**Requirements:** Every line from the one containing "Give me a plain-text" to the final line of the material below must be reproduced exactly; leave out all other lines.

**Provided data:**

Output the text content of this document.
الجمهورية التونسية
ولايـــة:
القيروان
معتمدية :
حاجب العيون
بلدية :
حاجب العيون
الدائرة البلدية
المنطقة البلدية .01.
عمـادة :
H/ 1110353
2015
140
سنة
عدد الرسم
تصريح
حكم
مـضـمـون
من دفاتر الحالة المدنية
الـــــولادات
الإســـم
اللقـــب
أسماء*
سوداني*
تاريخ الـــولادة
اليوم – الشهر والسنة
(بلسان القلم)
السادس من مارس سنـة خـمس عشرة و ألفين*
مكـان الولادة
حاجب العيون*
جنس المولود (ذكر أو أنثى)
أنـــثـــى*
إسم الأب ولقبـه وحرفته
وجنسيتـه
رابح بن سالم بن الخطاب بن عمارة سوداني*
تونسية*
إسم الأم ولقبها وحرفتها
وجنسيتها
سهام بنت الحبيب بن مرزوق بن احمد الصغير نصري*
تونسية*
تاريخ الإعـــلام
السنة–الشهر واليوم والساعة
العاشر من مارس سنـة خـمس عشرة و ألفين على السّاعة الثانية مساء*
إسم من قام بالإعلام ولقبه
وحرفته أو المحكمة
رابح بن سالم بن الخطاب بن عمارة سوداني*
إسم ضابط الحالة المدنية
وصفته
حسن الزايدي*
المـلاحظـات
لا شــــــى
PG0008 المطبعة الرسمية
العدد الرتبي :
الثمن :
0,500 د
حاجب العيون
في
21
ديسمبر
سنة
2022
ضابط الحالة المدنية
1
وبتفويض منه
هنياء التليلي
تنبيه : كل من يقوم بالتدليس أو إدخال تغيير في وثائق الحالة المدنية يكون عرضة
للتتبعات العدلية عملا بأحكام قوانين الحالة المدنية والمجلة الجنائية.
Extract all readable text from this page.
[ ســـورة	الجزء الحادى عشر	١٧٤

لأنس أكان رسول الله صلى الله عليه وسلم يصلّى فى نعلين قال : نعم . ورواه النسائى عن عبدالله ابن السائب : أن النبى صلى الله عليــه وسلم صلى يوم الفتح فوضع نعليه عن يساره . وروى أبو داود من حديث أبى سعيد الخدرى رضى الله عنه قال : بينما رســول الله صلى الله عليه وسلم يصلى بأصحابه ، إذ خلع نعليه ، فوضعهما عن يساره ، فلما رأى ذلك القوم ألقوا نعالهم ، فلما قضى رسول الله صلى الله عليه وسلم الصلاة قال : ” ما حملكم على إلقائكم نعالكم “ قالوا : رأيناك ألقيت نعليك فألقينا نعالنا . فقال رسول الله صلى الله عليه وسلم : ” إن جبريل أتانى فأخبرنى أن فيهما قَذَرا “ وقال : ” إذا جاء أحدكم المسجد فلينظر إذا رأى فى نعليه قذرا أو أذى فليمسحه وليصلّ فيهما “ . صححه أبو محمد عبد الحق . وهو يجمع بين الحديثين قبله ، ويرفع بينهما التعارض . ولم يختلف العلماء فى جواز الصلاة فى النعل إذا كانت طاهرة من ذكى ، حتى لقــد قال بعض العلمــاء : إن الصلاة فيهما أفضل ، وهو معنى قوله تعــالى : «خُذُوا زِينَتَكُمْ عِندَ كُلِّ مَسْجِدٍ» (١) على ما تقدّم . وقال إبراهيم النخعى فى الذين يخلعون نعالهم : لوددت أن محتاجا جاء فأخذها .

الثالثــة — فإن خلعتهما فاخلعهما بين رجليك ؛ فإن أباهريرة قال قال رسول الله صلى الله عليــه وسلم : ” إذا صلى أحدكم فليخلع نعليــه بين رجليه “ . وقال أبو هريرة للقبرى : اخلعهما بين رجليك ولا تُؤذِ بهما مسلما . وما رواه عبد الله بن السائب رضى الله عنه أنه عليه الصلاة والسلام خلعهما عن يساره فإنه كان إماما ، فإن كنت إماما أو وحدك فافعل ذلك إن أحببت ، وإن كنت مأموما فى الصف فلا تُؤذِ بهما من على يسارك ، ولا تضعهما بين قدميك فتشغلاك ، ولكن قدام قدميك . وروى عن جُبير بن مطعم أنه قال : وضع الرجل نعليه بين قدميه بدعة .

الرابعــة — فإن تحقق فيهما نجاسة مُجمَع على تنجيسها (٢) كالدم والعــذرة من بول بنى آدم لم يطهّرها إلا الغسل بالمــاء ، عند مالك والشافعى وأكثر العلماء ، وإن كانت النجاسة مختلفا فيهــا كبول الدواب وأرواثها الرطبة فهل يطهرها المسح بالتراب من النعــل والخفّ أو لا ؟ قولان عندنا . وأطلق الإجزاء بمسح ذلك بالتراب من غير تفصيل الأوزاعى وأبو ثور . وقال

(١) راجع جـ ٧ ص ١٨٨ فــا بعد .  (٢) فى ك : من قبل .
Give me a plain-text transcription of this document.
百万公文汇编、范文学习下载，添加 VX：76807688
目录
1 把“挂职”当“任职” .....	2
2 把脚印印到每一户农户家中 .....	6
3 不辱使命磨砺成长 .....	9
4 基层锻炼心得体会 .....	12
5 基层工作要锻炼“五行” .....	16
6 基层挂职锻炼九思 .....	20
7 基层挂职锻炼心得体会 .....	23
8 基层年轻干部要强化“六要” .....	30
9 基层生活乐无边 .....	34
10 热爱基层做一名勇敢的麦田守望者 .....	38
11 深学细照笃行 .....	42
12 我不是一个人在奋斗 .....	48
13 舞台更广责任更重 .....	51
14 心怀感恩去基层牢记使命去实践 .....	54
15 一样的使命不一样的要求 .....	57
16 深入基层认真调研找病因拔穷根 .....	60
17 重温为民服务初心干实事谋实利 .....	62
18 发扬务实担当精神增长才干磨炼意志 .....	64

**Answer for this exercise:**
Give me a plain-text transcription of this document.
百万公文汇编、范文学习下载，添加 VX：76807688
目录
1 把“挂职”当“任职” .....	2
2 把脚印印到每一户农户家中 .....	6
3 不辱使命磨砺成长 .....	9
4 基层锻炼心得体会 .....	12
5 基层工作要锻炼“五行” .....	16
6 基层挂职锻炼九思 .....	20
7 基层挂职锻炼心得体会 .....	23
8 基层年轻干部要强化“六要” .....	30
9 基层生活乐无边 .....	34
10 热爱基层做一名勇敢的麦田守望者 .....	38
11 深学细照笃行 .....	42
12 我不是一个人在奋斗 .....	48
13 舞台更广责任更重 .....	51
14 心怀感恩去基层牢记使命去实践 .....	54
15 一样的使命不一样的要求 .....	57
16 深入基层认真调研找病因拔穷根 .....	60
17 重温为民服务初心干实事谋实利 .....	62
18 发扬务实担当精神增长才干磨炼意志 .....	64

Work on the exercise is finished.